**Given problem:** Reproduce the data below with each "radio-button-icon" changed to "radio-icon" and everything else left as it is. Omit the pictures.

**Listed entries:**
— begin —

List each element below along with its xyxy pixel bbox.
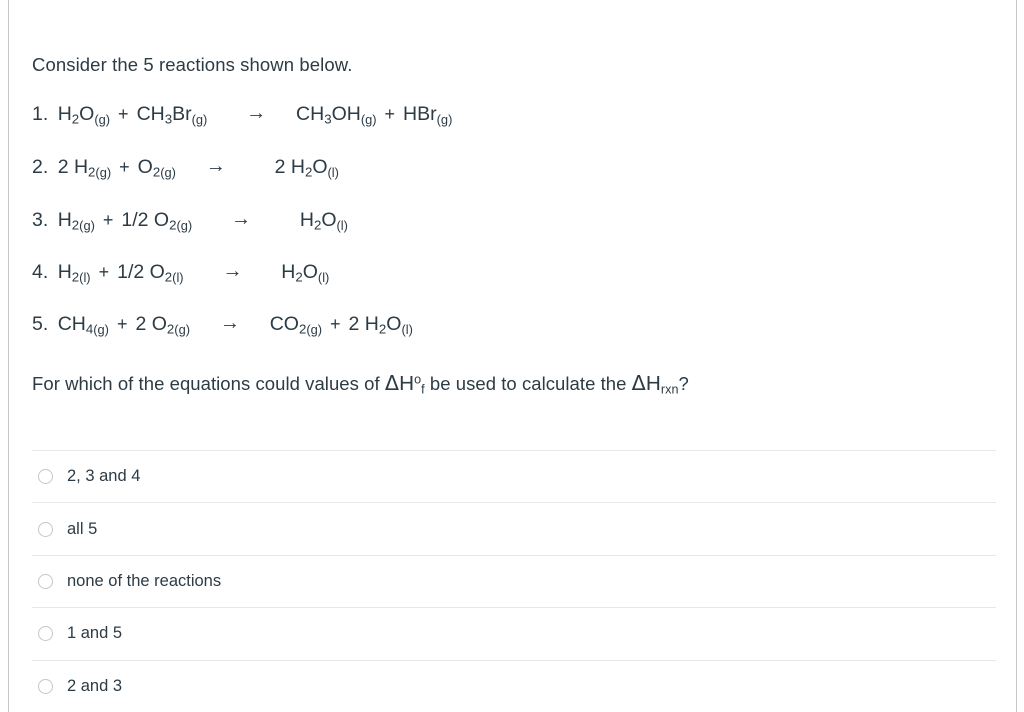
answer-option-label: none of the reactions	[67, 571, 222, 590]
answer-option-3[interactable]: none of the reactions	[32, 554, 996, 607]
reaction-number-2: 2.	[32, 156, 49, 178]
enthalpy-h-rxn: H	[645, 372, 661, 395]
intro-text: Consider the 5 reactions shown below.	[32, 54, 353, 75]
reaction-3-reactants: H2(g) +1/2 O2(g)	[57, 209, 193, 233]
reaction-number-3: 3.	[32, 209, 49, 231]
reaction-4-reactants: H2(l) +1/2 O2(l)	[57, 261, 184, 285]
reaction-1-products: CH3OH(g) + HBr(g)	[296, 103, 453, 127]
question-content: Consider the 5 reactions shown below. 1.…	[32, 0, 996, 712]
reaction-equation-1: 1. H2O(g) + CH3Br(g) → CH3OH(g) + HBr(g)	[32, 102, 453, 127]
radio-button-icon[interactable]	[38, 469, 53, 485]
answer-option-label: 2 and 3	[67, 676, 123, 695]
reaction-number-1: 1.	[32, 103, 49, 125]
reaction-number-5: 5.	[32, 313, 49, 335]
answer-options-list: 2, 3 and 4 all 5 none of the reactions 1…	[32, 450, 996, 712]
reaction-4-products: H2O(l)	[281, 261, 330, 285]
reaction-5-products: CO2(g) +2 H2O(l)	[269, 313, 413, 337]
reaction-arrow-4: →	[222, 260, 243, 282]
reaction-arrow-2: →	[205, 155, 226, 177]
reaction-number-4: 4.	[32, 261, 49, 283]
radio-button-icon[interactable]	[38, 626, 53, 642]
answer-option-5[interactable]: 2 and 3	[32, 659, 996, 712]
prompt-part-1: For which of the equations could values …	[32, 373, 385, 394]
reaction-arrow-1: →	[246, 102, 267, 124]
radio-button-icon[interactable]	[38, 573, 53, 589]
reaction-arrow-3: →	[231, 208, 252, 230]
page-frame-rule-right	[1016, 0, 1017, 712]
answer-option-label: 1 and 5	[67, 624, 123, 643]
reaction-1-reactants: H2O(g) + CH3Br(g)	[57, 103, 208, 127]
reaction-equation-4: 4. H2(l) +1/2 O2(l) → H2O(l)	[32, 260, 330, 285]
answer-option-1[interactable]: 2, 3 and 4	[32, 450, 996, 502]
page-frame-rule-left	[8, 0, 9, 712]
reaction-2-reactants: 2 H2(g) + O2(g)	[57, 156, 176, 180]
delta-symbol-rxn: Δ	[631, 371, 646, 395]
reaction-3-products: H2O(l)	[299, 209, 348, 233]
reaction-subscript: rxn	[660, 382, 679, 397]
answer-option-label: 2, 3 and 4	[67, 467, 141, 486]
prompt-part-3: ?	[678, 373, 689, 394]
reaction-equation-3: 3. H2(g) +1/2 O2(g) → H2O(l)	[32, 208, 348, 233]
radio-button-icon[interactable]	[38, 678, 53, 694]
delta-symbol-f: Δ	[384, 371, 400, 395]
answer-option-2[interactable]: all 5	[32, 502, 996, 554]
answer-option-label: all 5	[67, 519, 98, 538]
prompt-part-2: be used to calculate the	[424, 373, 632, 394]
reaction-arrow-5: →	[219, 312, 240, 334]
answer-option-4[interactable]: 1 and 5	[32, 607, 996, 659]
question-prompt: For which of the equations could values …	[32, 371, 689, 396]
reaction-equation-2: 2. 2 H2(g) + O2(g) → 2 H2O(l)	[32, 155, 339, 180]
radio-button-icon[interactable]	[38, 521, 53, 537]
reaction-5-reactants: CH4(g) +2 O2(g)	[57, 313, 190, 337]
reaction-2-products: 2 H2O(l)	[274, 156, 339, 180]
enthalpy-h-f: H	[399, 372, 415, 395]
reaction-equation-5: 5. CH4(g) +2 O2(g) → CO2(g) +2 H2O(l)	[32, 312, 413, 337]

— end —

**Output of the exercise:**
List each element below along with its xyxy pixel bbox.
answer-option-label: none of the reactions	[67, 571, 222, 590]
answer-option-3[interactable]: none of the reactions	[32, 554, 996, 607]
reaction-number-2: 2.	[32, 156, 49, 178]
enthalpy-h-rxn: H	[645, 372, 661, 395]
intro-text: Consider the 5 reactions shown below.	[32, 54, 353, 75]
reaction-3-reactants: H2(g) +1/2 O2(g)	[57, 209, 193, 233]
reaction-number-3: 3.	[32, 209, 49, 231]
reaction-4-reactants: H2(l) +1/2 O2(l)	[57, 261, 184, 285]
reaction-1-products: CH3OH(g) + HBr(g)	[296, 103, 453, 127]
question-content: Consider the 5 reactions shown below. 1.…	[32, 0, 996, 712]
reaction-equation-1: 1. H2O(g) + CH3Br(g) → CH3OH(g) + HBr(g)	[32, 102, 453, 127]
radio-icon[interactable]	[38, 469, 53, 485]
answer-option-label: 2 and 3	[67, 676, 123, 695]
reaction-number-1: 1.	[32, 103, 49, 125]
reaction-number-5: 5.	[32, 313, 49, 335]
answer-options-list: 2, 3 and 4 all 5 none of the reactions 1…	[32, 450, 996, 712]
reaction-4-products: H2O(l)	[281, 261, 330, 285]
reaction-5-products: CO2(g) +2 H2O(l)	[269, 313, 413, 337]
reaction-arrow-4: →	[222, 260, 243, 282]
reaction-arrow-2: →	[205, 155, 226, 177]
reaction-number-4: 4.	[32, 261, 49, 283]
radio-icon[interactable]	[38, 626, 53, 642]
answer-option-5[interactable]: 2 and 3	[32, 659, 996, 712]
prompt-part-1: For which of the equations could values …	[32, 373, 385, 394]
reaction-arrow-1: →	[246, 102, 267, 124]
radio-icon[interactable]	[38, 573, 53, 589]
reaction-arrow-3: →	[231, 208, 252, 230]
page-frame-rule-right	[1016, 0, 1017, 712]
answer-option-label: 1 and 5	[67, 624, 123, 643]
reaction-1-reactants: H2O(g) + CH3Br(g)	[57, 103, 208, 127]
reaction-equation-4: 4. H2(l) +1/2 O2(l) → H2O(l)	[32, 260, 330, 285]
answer-option-1[interactable]: 2, 3 and 4	[32, 450, 996, 502]
page-frame-rule-left	[8, 0, 9, 712]
reaction-2-reactants: 2 H2(g) + O2(g)	[57, 156, 176, 180]
delta-symbol-rxn: Δ	[631, 371, 646, 395]
reaction-3-products: H2O(l)	[299, 209, 348, 233]
reaction-subscript: rxn	[660, 382, 679, 397]
answer-option-label: 2, 3 and 4	[67, 467, 141, 486]
prompt-part-3: ?	[678, 373, 689, 394]
reaction-equation-3: 3. H2(g) +1/2 O2(g) → H2O(l)	[32, 208, 348, 233]
radio-icon[interactable]	[38, 678, 53, 694]
delta-symbol-f: Δ	[384, 371, 400, 395]
answer-option-2[interactable]: all 5	[32, 502, 996, 554]
answer-option-label: all 5	[67, 519, 98, 538]
prompt-part-2: be used to calculate the	[424, 373, 632, 394]
reaction-arrow-5: →	[219, 312, 240, 334]
answer-option-4[interactable]: 1 and 5	[32, 607, 996, 659]
question-prompt: For which of the equations could values …	[32, 371, 689, 396]
reaction-equation-2: 2. 2 H2(g) + O2(g) → 2 H2O(l)	[32, 155, 339, 180]
radio-icon[interactable]	[38, 521, 53, 537]
reaction-5-reactants: CH4(g) +2 O2(g)	[57, 313, 190, 337]
reaction-2-products: 2 H2O(l)	[274, 156, 339, 180]
enthalpy-h-f: H	[399, 372, 415, 395]
reaction-equation-5: 5. CH4(g) +2 O2(g) → CO2(g) +2 H2O(l)	[32, 312, 413, 337]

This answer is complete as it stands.